Write out each line that follows exactly as it stands, without the pictures.

%%

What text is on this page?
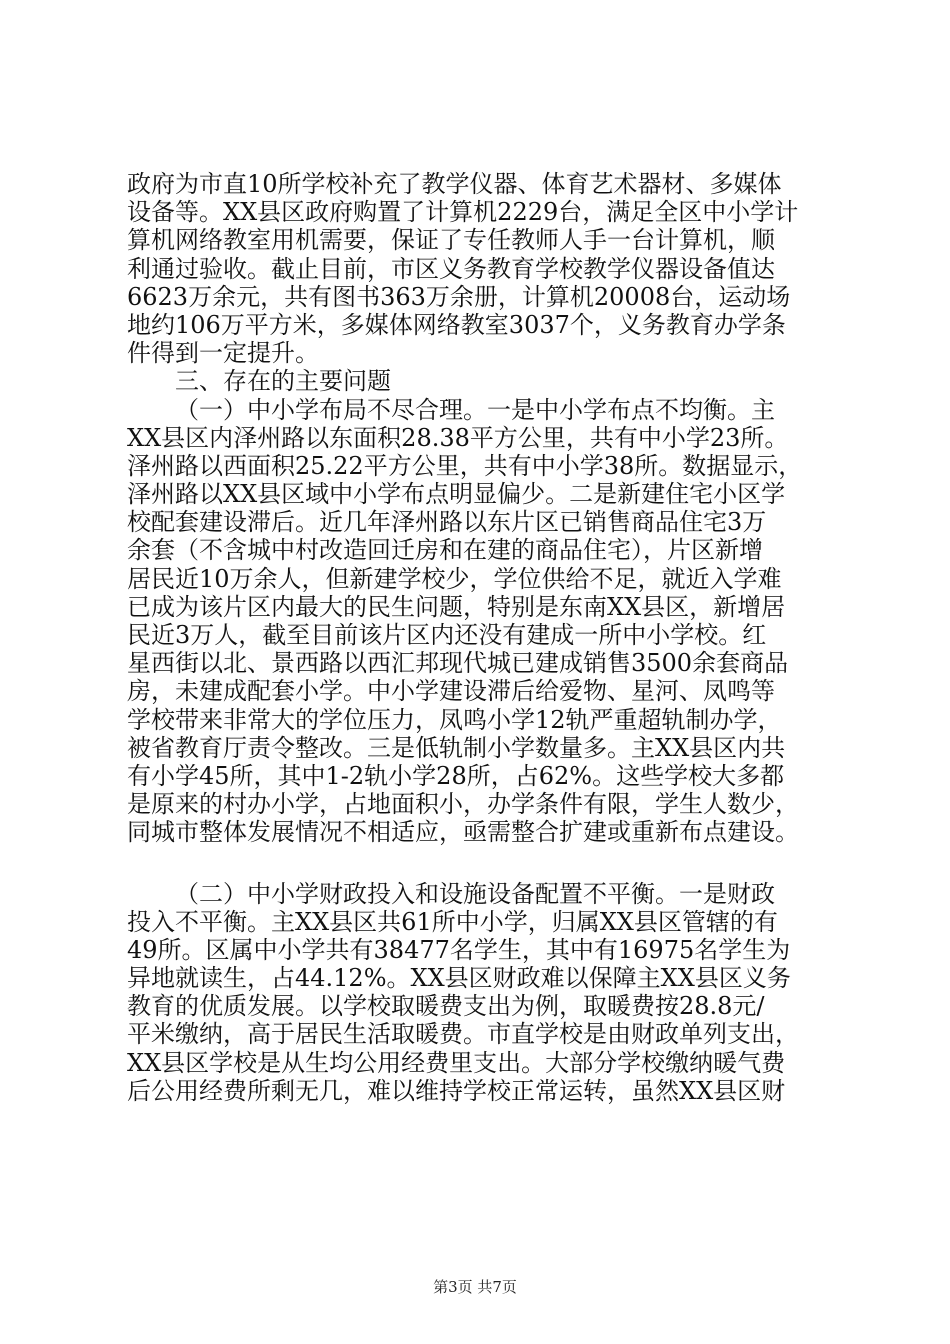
政府为市直10所学校补充了教学仪器、体育艺术器材、多媒体
设备等。XX县区政府购置了计算机2229台，满足全区中小学计
算机网络教室用机需要，保证了专任教师人手一台计算机，顺
利通过验收。截止目前，市区义务教育学校教学仪器设备值达
6623万余元，共有图书363万余册，计算机20008台，运动场
地约106万平方米，多媒体网络教室3037个，义务教育办学条
件得到一定提升。
三、存在的主要问题
（一）中小学布局不尽合理。一是中小学布点不均衡。主
XX县区内泽州路以东面积28.38平方公里，共有中小学23所。
泽州路以西面积25.22平方公里，共有中小学38所。数据显示，
泽州路以XX县区域中小学布点明显偏少。二是新建住宅小区学
校配套建设滞后。近几年泽州路以东片区已销售商品住宅3万
余套（不含城中村改造回迁房和在建的商品住宅），片区新增
居民近10万余人，但新建学校少，学位供给不足，就近入学难
已成为该片区内最大的民生问题，特别是东南XX县区，新增居
民近3万人，截至目前该片区内还没有建成一所中小学校。红
星西街以北、景西路以西汇邦现代城已建成销售3500余套商品
房，未建成配套小学。中小学建设滞后给爱物、星河、凤鸣等
学校带来非常大的学位压力，凤鸣小学12轨严重超轨制办学，
被省教育厅责令整改。三是低轨制小学数量多。主XX县区内共
有小学45所，其中1-2轨小学28所，占62%。这些学校大多都
是原来的村办小学，占地面积小，办学条件有限，学生人数少，
同城市整体发展情况不相适应，亟需整合扩建或重新布点建设。
（二）中小学财政投入和设施设备配置不平衡。一是财政
投入不平衡。主XX县区共61所中小学，归属XX县区管辖的有
49所。区属中小学共有38477名学生，其中有16975名学生为
异地就读生，占44.12%。XX县区财政难以保障主XX县区义务
教育的优质发展。以学校取暖费支出为例，取暖费按28.8元/
平米缴纳，高于居民生活取暖费。市直学校是由财政单列支出，
XX县区学校是从生均公用经费里支出。大部分学校缴纳暖气费
后公用经费所剩无几，难以维持学校正常运转，虽然XX县区财
第3页 共7页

%%

TASK RESPONSE:
What text is on this page?
政府为市直10所学校补充了教学仪器、体育艺术器材、多媒体
设备等。XX县区政府购置了计算机2229台，满足全区中小学计
算机网络教室用机需要，保证了专任教师人手一台计算机，顺
利通过验收。截止目前，市区义务教育学校教学仪器设备值达
6623万余元，共有图书363万余册，计算机20008台，运动场
地约106万平方米，多媒体网络教室3037个，义务教育办学条
件得到一定提升。
三、存在的主要问题
（一）中小学布局不尽合理。一是中小学布点不均衡。主
XX县区内泽州路以东面积28.38平方公里，共有中小学23所。
泽州路以西面积25.22平方公里，共有中小学38所。数据显示，
泽州路以XX县区域中小学布点明显偏少。二是新建住宅小区学
校配套建设滞后。近几年泽州路以东片区已销售商品住宅3万
余套（不含城中村改造回迁房和在建的商品住宅），片区新增
居民近10万余人，但新建学校少，学位供给不足，就近入学难
已成为该片区内最大的民生问题，特别是东南XX县区，新增居
民近3万人，截至目前该片区内还没有建成一所中小学校。红
星西街以北、景西路以西汇邦现代城已建成销售3500余套商品
房，未建成配套小学。中小学建设滞后给爱物、星河、凤鸣等
学校带来非常大的学位压力，凤鸣小学12轨严重超轨制办学，
被省教育厅责令整改。三是低轨制小学数量多。主XX县区内共
有小学45所，其中1-2轨小学28所，占62%。这些学校大多都
是原来的村办小学，占地面积小，办学条件有限，学生人数少，
同城市整体发展情况不相适应，亟需整合扩建或重新布点建设。
（二）中小学财政投入和设施设备配置不平衡。一是财政
投入不平衡。主XX县区共61所中小学，归属XX县区管辖的有
49所。区属中小学共有38477名学生，其中有16975名学生为
异地就读生，占44.12%。XX县区财政难以保障主XX县区义务
教育的优质发展。以学校取暖费支出为例，取暖费按28.8元/
平米缴纳，高于居民生活取暖费。市直学校是由财政单列支出，
XX县区学校是从生均公用经费里支出。大部分学校缴纳暖气费
后公用经费所剩无几，难以维持学校正常运转，虽然XX县区财
第3页 共7页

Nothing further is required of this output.